▶ [Exercise goal] Count how many lines of the material contain the string "TIEDOT", then give that number and nothing more.

▶ [Extracted records]
## START

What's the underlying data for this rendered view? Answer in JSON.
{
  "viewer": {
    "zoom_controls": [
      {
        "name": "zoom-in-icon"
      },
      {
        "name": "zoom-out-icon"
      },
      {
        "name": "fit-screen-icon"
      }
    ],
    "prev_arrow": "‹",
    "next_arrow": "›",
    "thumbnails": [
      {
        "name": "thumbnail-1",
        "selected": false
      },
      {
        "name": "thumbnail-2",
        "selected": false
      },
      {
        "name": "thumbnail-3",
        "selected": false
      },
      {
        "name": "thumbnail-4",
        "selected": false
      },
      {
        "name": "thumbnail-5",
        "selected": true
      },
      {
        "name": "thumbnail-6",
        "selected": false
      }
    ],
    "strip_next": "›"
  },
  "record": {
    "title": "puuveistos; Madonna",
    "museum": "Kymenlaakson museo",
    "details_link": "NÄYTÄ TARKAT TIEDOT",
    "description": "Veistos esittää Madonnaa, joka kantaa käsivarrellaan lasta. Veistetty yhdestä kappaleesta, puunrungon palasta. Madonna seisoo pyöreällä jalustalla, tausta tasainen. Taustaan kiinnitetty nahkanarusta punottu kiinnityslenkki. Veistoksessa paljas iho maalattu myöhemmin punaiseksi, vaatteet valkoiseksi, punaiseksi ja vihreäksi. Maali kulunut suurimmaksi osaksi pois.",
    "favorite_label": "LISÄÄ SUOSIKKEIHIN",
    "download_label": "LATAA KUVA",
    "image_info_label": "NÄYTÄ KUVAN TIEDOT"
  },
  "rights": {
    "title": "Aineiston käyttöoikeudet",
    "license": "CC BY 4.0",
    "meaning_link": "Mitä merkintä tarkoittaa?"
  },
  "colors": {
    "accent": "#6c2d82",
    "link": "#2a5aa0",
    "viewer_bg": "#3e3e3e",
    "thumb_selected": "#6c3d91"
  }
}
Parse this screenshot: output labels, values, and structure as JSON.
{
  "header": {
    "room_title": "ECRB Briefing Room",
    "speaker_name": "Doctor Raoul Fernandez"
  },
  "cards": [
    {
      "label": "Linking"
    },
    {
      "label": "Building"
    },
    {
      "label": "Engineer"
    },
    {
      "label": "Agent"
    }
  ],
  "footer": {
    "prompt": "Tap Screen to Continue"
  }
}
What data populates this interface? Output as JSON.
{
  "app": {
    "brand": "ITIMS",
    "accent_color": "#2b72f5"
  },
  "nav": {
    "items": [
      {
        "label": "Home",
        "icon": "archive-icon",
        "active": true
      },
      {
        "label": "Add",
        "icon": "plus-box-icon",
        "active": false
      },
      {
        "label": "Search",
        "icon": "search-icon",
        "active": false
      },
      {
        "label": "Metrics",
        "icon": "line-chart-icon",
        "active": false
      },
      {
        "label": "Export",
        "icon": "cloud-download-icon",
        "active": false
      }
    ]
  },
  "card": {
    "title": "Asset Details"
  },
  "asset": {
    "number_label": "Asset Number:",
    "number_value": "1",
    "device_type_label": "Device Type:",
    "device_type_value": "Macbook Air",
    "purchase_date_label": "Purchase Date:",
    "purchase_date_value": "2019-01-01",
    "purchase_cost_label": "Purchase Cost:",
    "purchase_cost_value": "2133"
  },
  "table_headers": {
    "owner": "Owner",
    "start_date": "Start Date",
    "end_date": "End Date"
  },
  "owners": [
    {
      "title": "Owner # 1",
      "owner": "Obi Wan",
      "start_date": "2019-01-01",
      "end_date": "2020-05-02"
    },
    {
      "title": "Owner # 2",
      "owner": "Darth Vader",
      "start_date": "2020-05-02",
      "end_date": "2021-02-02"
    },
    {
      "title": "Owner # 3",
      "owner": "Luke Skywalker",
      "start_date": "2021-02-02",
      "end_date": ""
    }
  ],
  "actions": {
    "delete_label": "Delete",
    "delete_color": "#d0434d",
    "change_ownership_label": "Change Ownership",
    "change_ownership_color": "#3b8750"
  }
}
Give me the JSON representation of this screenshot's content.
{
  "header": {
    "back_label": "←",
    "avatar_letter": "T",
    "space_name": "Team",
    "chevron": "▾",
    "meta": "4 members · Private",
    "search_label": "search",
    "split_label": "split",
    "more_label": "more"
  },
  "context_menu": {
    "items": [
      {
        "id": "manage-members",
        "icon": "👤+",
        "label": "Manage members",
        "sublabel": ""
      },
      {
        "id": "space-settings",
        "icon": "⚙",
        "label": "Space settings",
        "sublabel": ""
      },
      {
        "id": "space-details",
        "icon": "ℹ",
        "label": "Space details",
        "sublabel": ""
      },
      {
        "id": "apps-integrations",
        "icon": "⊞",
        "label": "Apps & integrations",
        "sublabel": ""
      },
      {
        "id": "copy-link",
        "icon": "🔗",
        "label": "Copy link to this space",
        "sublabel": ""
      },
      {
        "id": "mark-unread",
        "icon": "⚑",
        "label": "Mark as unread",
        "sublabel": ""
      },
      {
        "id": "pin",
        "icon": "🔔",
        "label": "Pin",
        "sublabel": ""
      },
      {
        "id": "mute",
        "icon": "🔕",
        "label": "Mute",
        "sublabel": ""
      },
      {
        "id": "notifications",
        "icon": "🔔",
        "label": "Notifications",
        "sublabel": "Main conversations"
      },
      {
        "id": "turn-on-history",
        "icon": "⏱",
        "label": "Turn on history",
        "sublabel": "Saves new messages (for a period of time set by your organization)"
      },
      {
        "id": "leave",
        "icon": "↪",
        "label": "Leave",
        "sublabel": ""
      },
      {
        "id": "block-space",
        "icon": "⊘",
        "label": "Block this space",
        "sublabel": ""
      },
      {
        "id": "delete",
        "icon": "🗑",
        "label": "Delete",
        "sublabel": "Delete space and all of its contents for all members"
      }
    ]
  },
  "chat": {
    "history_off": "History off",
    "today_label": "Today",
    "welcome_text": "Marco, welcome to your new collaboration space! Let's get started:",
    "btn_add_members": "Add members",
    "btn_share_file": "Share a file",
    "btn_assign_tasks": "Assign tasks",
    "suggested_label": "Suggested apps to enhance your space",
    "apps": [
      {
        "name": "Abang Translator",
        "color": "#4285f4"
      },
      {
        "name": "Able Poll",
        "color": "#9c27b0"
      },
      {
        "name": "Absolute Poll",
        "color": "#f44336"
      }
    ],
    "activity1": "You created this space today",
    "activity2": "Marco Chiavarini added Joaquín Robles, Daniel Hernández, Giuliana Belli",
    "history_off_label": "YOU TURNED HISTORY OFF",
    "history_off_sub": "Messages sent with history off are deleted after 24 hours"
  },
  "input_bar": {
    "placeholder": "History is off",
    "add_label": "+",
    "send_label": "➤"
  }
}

## END

▶ [Solved problem] 2